*Stored data:*
····················

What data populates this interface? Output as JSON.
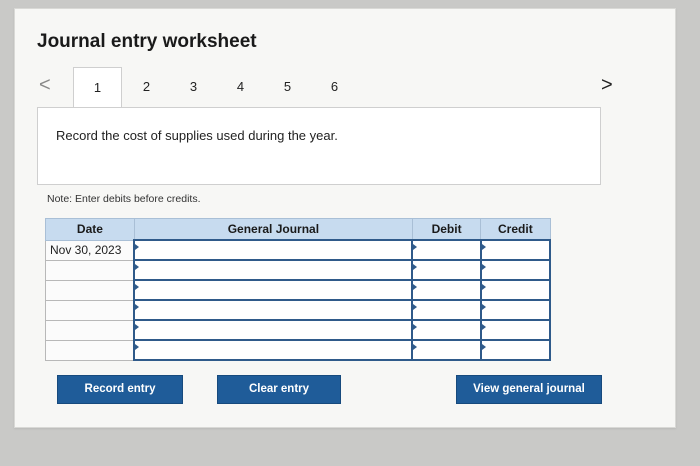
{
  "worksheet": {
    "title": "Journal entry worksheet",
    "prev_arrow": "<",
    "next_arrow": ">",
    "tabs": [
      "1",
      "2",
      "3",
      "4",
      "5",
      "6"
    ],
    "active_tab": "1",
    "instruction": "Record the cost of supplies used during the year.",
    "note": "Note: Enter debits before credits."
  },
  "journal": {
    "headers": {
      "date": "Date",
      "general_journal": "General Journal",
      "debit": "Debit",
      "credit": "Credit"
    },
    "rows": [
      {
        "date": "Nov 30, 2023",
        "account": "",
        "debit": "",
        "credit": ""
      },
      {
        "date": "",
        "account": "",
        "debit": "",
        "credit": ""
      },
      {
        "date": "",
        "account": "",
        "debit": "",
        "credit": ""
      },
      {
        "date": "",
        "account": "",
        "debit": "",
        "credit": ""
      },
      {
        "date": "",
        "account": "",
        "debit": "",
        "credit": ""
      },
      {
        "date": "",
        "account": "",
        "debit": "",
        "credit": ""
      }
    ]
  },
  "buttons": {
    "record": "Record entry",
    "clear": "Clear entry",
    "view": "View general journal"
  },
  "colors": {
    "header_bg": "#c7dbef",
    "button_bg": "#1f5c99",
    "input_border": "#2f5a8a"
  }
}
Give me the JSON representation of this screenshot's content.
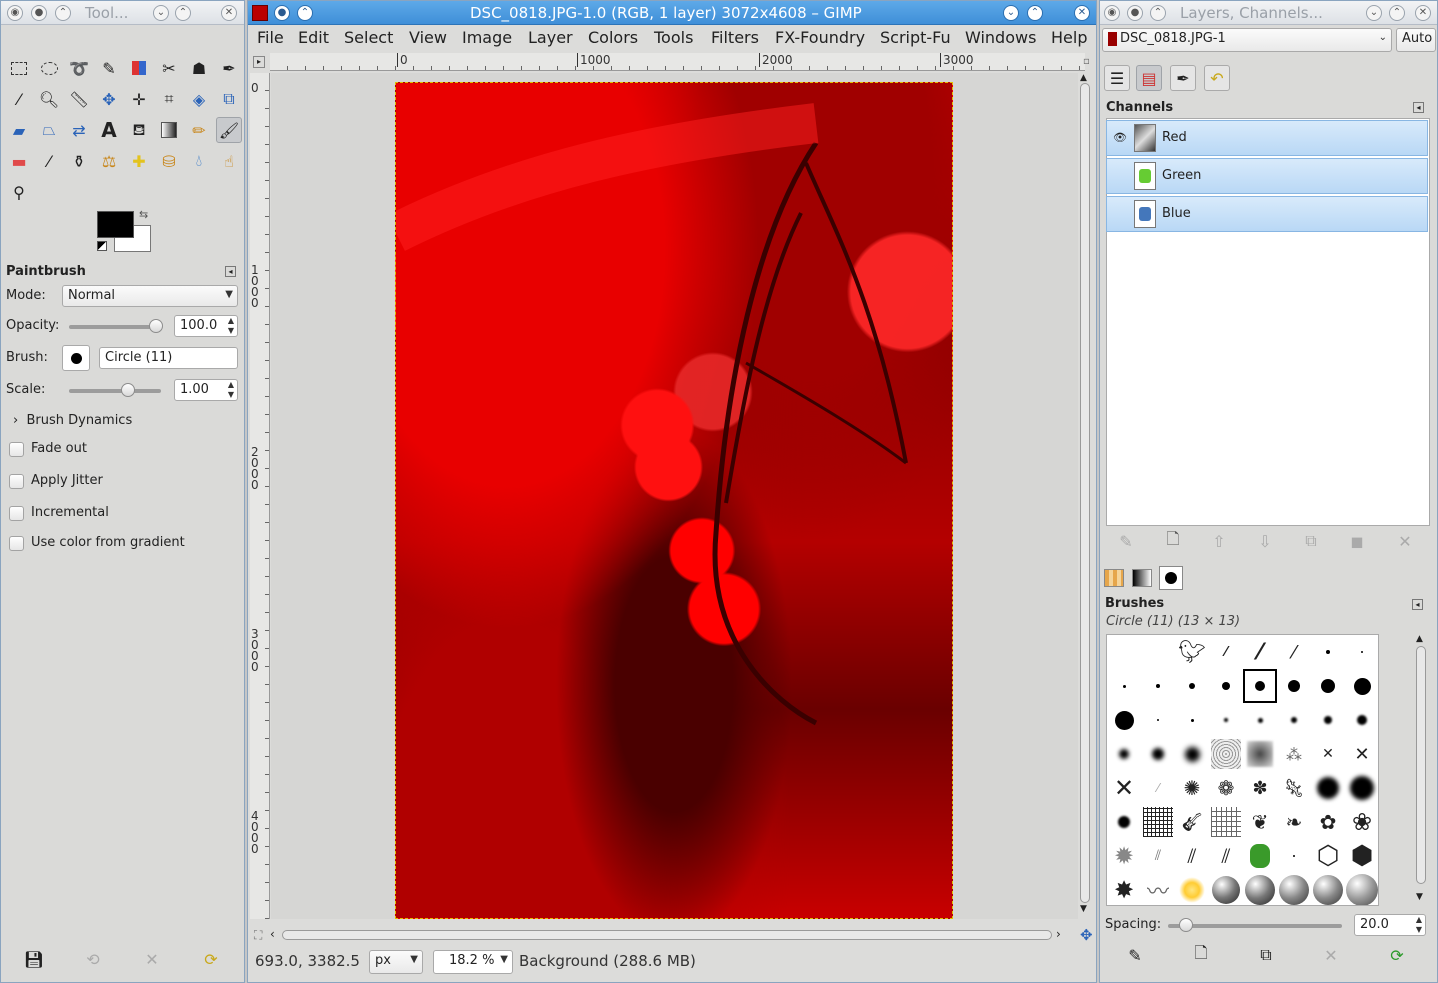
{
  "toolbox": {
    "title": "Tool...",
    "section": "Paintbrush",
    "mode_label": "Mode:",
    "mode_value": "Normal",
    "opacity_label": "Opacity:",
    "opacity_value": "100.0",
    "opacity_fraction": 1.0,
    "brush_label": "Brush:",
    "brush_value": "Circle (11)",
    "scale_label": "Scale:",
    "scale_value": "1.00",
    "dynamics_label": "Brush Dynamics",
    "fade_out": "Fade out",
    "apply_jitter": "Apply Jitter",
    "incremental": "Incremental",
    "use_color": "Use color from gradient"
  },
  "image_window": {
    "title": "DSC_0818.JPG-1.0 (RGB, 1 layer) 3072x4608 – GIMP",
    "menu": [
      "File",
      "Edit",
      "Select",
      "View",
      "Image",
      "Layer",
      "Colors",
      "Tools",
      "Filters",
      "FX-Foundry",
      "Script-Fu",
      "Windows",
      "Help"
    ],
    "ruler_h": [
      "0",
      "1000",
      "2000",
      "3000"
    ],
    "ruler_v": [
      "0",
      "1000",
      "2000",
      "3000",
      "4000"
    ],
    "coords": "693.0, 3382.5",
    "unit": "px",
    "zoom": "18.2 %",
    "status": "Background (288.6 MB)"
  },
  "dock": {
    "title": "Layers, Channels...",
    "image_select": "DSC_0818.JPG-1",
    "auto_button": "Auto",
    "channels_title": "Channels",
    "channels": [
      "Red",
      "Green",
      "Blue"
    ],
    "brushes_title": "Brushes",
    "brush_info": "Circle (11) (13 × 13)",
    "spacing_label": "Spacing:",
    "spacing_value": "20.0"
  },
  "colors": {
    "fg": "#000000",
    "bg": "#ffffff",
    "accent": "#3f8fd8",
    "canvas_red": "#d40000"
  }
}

····················

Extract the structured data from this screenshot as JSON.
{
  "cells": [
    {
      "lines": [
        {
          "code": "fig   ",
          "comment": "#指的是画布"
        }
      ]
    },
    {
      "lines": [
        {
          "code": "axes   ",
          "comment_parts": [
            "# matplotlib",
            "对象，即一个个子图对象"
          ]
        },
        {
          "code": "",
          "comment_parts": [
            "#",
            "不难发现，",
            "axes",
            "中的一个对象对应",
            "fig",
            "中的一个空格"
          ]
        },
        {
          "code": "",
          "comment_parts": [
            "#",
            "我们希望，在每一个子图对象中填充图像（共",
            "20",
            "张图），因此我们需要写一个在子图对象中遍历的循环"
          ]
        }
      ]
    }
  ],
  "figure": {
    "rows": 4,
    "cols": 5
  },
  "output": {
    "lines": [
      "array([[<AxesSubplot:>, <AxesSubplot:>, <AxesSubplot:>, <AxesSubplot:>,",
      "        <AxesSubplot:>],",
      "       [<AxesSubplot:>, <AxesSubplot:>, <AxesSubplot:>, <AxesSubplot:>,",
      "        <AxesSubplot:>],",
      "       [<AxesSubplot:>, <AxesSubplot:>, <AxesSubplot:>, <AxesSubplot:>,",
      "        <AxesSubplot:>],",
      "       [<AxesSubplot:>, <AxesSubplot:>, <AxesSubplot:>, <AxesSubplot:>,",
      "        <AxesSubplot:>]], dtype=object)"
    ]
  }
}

····················

Working from the listing above, pick out every line that has "worksheet" and copy it.

  "worksheet": {
    "title": "Journal entry worksheet",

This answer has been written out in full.